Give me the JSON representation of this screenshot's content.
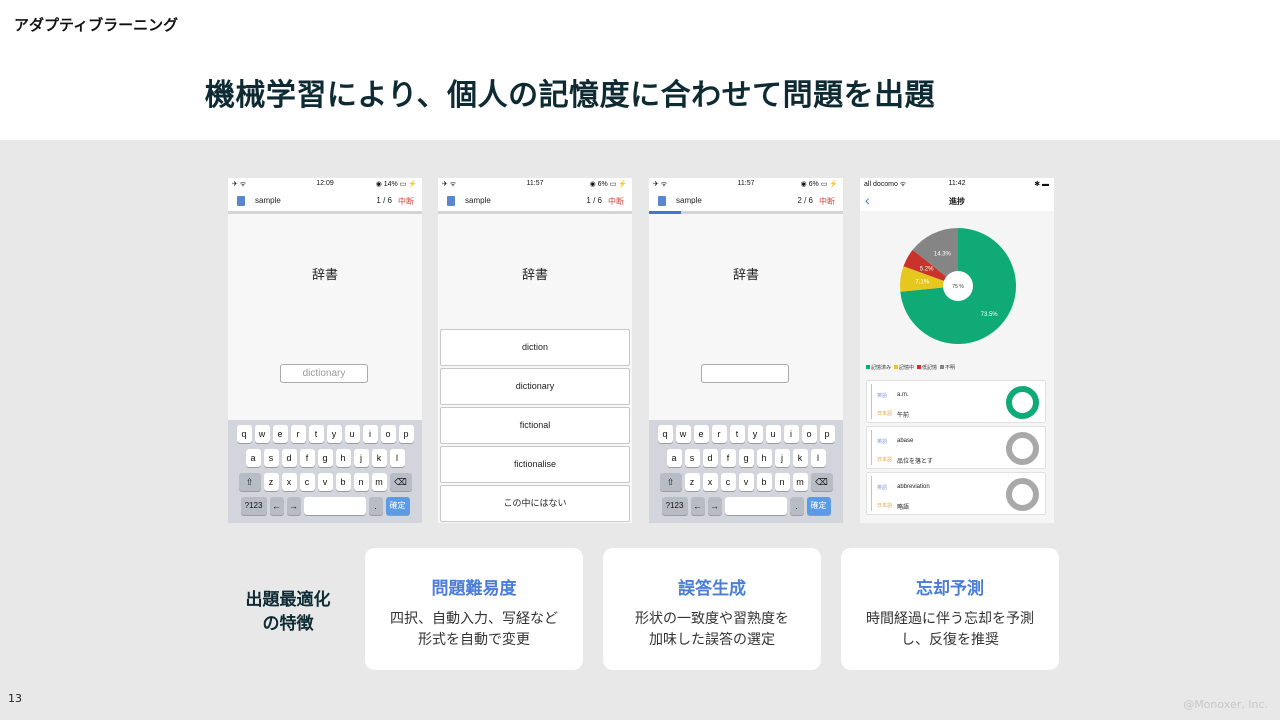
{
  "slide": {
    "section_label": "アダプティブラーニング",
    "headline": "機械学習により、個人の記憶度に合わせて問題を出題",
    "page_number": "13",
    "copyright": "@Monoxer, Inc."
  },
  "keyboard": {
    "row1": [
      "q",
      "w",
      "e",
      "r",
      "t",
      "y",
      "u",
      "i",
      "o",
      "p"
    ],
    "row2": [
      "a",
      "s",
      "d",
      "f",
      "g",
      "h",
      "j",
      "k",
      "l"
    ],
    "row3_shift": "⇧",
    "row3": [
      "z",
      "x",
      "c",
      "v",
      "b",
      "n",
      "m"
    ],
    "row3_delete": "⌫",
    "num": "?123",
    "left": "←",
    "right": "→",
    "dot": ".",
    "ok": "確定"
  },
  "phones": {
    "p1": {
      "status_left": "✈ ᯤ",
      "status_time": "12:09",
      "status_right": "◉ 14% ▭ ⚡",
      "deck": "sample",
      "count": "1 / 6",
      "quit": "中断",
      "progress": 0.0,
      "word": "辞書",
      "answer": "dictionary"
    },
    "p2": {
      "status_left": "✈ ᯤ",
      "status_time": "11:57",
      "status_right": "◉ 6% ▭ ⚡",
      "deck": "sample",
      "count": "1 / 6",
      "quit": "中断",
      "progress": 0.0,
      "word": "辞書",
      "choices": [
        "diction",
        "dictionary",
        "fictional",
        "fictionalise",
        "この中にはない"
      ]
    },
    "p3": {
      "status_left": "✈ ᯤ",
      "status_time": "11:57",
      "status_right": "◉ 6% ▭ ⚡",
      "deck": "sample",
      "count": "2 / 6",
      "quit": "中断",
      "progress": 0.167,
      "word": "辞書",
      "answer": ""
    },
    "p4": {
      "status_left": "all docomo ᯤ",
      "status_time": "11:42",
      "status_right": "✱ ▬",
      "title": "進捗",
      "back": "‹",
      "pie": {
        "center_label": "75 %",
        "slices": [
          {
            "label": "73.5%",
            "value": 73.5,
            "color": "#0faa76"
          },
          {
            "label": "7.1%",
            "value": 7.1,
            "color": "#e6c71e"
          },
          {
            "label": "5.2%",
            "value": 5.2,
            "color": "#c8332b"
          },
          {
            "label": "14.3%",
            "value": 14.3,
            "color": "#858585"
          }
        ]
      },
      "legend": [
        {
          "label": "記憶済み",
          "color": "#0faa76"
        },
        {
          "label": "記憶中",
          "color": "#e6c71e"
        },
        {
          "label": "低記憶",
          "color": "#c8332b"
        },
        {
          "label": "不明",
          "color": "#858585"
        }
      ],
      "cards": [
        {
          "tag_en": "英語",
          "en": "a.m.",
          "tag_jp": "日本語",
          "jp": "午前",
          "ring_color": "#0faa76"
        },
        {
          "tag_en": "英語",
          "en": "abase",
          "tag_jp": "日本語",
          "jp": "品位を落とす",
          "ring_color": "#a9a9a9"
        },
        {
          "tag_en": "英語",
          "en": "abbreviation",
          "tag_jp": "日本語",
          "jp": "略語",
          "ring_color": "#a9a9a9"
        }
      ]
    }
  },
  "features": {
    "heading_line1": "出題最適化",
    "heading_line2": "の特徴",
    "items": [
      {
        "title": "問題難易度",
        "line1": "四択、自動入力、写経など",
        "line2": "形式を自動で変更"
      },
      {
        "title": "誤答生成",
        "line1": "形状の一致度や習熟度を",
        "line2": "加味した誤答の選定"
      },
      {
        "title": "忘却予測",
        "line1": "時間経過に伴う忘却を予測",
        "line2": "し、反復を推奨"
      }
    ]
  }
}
+++
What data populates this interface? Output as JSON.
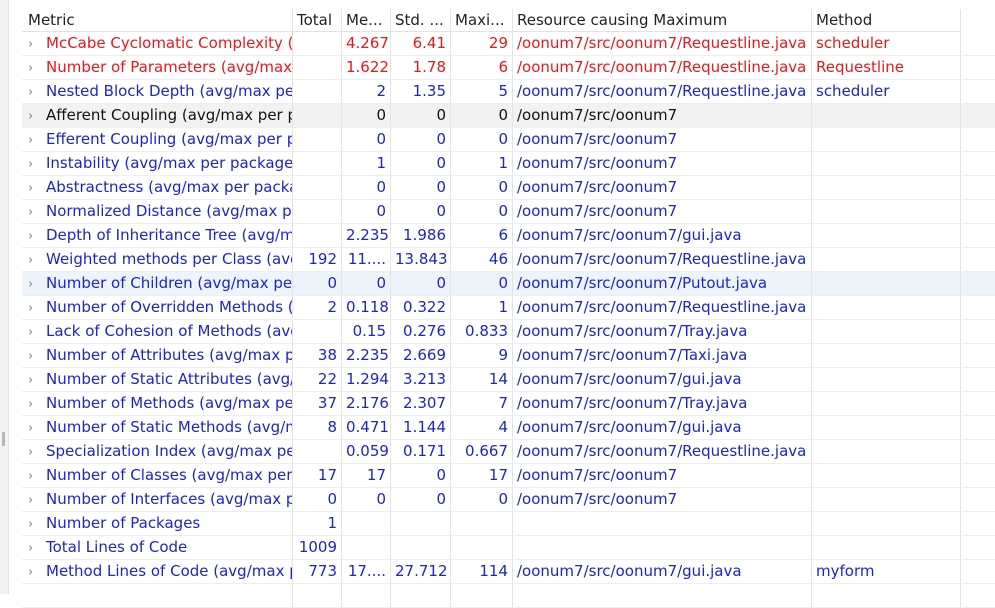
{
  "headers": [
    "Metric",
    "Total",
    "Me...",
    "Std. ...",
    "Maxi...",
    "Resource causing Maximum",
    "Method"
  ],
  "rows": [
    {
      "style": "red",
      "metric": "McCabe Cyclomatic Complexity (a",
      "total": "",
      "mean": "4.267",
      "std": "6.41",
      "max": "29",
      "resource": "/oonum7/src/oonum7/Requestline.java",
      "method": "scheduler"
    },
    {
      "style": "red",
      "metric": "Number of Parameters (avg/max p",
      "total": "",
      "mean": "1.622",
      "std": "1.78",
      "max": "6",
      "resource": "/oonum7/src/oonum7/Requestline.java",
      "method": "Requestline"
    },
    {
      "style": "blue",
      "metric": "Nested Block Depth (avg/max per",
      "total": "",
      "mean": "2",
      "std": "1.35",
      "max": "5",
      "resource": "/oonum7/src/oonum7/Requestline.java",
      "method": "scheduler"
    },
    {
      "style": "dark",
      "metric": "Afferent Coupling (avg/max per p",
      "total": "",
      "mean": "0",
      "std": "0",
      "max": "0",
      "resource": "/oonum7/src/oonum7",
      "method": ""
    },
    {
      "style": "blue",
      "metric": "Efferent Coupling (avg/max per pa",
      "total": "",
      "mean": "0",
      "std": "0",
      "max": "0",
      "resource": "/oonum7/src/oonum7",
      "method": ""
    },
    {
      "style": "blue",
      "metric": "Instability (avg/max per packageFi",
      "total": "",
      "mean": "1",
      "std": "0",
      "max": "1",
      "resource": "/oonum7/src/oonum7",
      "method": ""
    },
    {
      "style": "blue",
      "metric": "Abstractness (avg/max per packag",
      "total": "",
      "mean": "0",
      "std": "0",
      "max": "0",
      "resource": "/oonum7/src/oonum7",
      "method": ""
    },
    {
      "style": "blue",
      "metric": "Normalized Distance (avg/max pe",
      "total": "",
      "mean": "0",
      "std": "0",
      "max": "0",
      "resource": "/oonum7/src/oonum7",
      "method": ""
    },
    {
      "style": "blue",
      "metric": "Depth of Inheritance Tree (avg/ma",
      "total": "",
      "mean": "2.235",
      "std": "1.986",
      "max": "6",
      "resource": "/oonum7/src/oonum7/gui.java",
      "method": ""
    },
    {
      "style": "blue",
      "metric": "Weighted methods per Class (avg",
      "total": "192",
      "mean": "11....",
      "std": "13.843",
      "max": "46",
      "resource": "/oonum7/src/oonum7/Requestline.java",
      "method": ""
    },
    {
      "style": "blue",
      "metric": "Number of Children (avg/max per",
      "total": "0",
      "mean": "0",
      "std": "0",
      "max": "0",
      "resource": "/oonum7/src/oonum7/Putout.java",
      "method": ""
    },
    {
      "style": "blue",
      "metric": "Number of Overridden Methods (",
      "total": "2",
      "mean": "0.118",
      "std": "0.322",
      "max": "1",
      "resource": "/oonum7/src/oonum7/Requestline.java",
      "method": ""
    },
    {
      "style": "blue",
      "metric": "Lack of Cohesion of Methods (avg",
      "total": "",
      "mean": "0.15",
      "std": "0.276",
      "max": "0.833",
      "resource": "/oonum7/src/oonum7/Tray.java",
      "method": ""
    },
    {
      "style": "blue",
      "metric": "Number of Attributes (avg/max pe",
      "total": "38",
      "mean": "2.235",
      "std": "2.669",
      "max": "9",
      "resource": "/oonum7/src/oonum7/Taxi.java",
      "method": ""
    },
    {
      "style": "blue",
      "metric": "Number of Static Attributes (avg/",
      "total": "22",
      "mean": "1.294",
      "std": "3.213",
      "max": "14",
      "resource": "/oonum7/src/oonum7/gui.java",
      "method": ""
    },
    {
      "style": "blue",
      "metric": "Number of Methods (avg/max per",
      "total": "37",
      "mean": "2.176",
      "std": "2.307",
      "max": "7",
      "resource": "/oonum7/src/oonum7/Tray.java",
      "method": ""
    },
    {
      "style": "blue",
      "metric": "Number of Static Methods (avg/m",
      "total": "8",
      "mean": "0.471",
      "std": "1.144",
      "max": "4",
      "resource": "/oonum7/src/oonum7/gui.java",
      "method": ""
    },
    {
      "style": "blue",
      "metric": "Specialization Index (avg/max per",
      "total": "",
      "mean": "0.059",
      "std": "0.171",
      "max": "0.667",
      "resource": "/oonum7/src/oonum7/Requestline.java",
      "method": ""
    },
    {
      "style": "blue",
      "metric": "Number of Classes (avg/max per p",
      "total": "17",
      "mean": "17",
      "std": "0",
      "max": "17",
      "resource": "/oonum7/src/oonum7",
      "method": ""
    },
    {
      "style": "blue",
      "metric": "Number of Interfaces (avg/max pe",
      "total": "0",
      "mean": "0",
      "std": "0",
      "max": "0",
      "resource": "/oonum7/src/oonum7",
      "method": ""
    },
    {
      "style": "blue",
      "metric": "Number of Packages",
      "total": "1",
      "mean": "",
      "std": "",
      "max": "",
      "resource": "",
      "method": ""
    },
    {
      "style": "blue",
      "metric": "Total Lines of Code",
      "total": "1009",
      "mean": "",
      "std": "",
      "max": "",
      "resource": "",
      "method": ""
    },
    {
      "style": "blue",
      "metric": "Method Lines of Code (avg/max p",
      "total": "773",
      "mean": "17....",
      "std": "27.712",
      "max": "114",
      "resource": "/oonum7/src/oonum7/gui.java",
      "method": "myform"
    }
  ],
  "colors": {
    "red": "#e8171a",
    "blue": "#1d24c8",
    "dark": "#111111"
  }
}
+++
— OBJECTIVE —
Identify lines with the string "value". Copy each one.

— THE RESPONSE —
            "value": 73.5,
            "value": 7.1,
            "value": 5.2,
            "value": 14.3,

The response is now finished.